= What is required =
Keep the pictures out and restate every record exactly.

= Rows from a figure dataset =
****

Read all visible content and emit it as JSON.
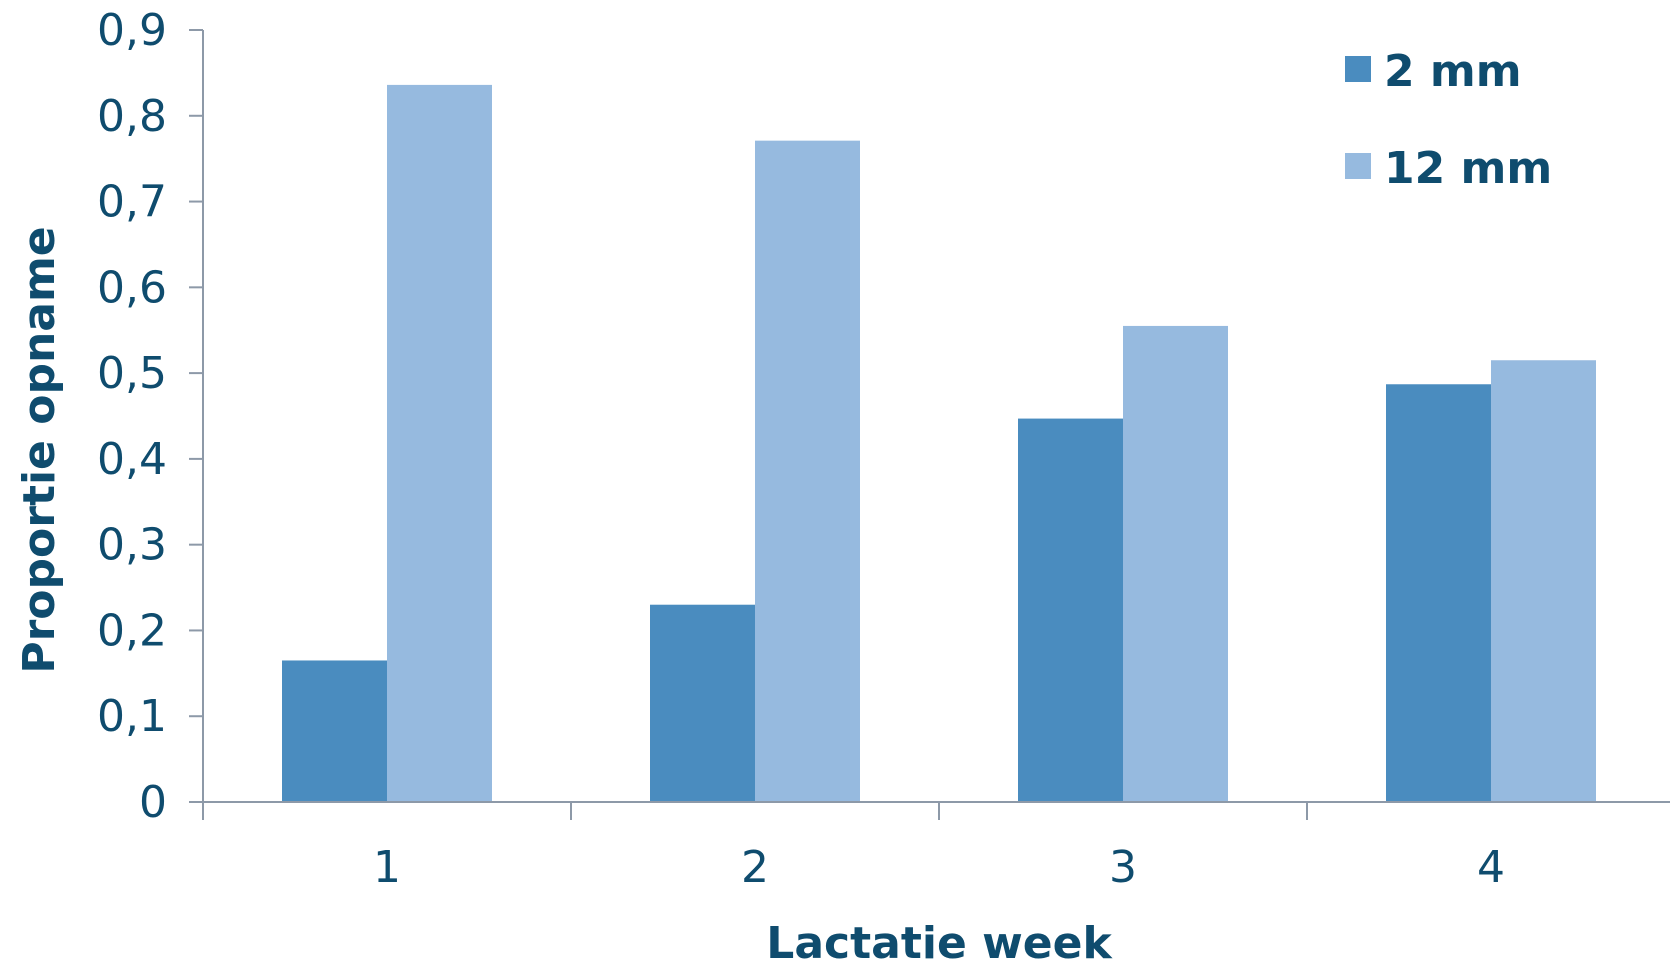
{
  "chart_data": {
    "type": "bar",
    "title": "",
    "xlabel": "Lactatie week",
    "ylabel": "Proportie opname",
    "categories": [
      "1",
      "2",
      "3",
      "4"
    ],
    "series": [
      {
        "name": "2 mm",
        "values": [
          0.165,
          0.23,
          0.447,
          0.487
        ],
        "color": "#4a8cbf"
      },
      {
        "name": "12 mm",
        "values": [
          0.836,
          0.771,
          0.555,
          0.515
        ],
        "color": "#96badf"
      }
    ],
    "ylim": [
      0,
      0.9
    ],
    "yticks": [
      0,
      0.1,
      0.2,
      0.3,
      0.4,
      0.5,
      0.6,
      0.7,
      0.8,
      0.9
    ],
    "ytick_labels": [
      "0",
      "0,1",
      "0,2",
      "0,3",
      "0,4",
      "0,5",
      "0,6",
      "0,7",
      "0,8",
      "0,9"
    ],
    "grid": false,
    "legend": "top-right",
    "colors": {
      "text": "#0f4c6e",
      "axis": "#8d99a8"
    }
  }
}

****

= Final result =
Read all visible content and emit it as JSON.
{
  "chart_data": {
    "type": "bar",
    "title": "",
    "xlabel": "Lactatie week",
    "ylabel": "Proportie opname",
    "categories": [
      "1",
      "2",
      "3",
      "4"
    ],
    "series": [
      {
        "name": "2 mm",
        "values": [
          0.165,
          0.23,
          0.447,
          0.487
        ],
        "color": "#4a8cbf"
      },
      {
        "name": "12 mm",
        "values": [
          0.836,
          0.771,
          0.555,
          0.515
        ],
        "color": "#96badf"
      }
    ],
    "ylim": [
      0,
      0.9
    ],
    "yticks": [
      0,
      0.1,
      0.2,
      0.3,
      0.4,
      0.5,
      0.6,
      0.7,
      0.8,
      0.9
    ],
    "ytick_labels": [
      "0",
      "0,1",
      "0,2",
      "0,3",
      "0,4",
      "0,5",
      "0,6",
      "0,7",
      "0,8",
      "0,9"
    ],
    "grid": false,
    "legend": "top-right",
    "colors": {
      "text": "#0f4c6e",
      "axis": "#8d99a8"
    }
  }
}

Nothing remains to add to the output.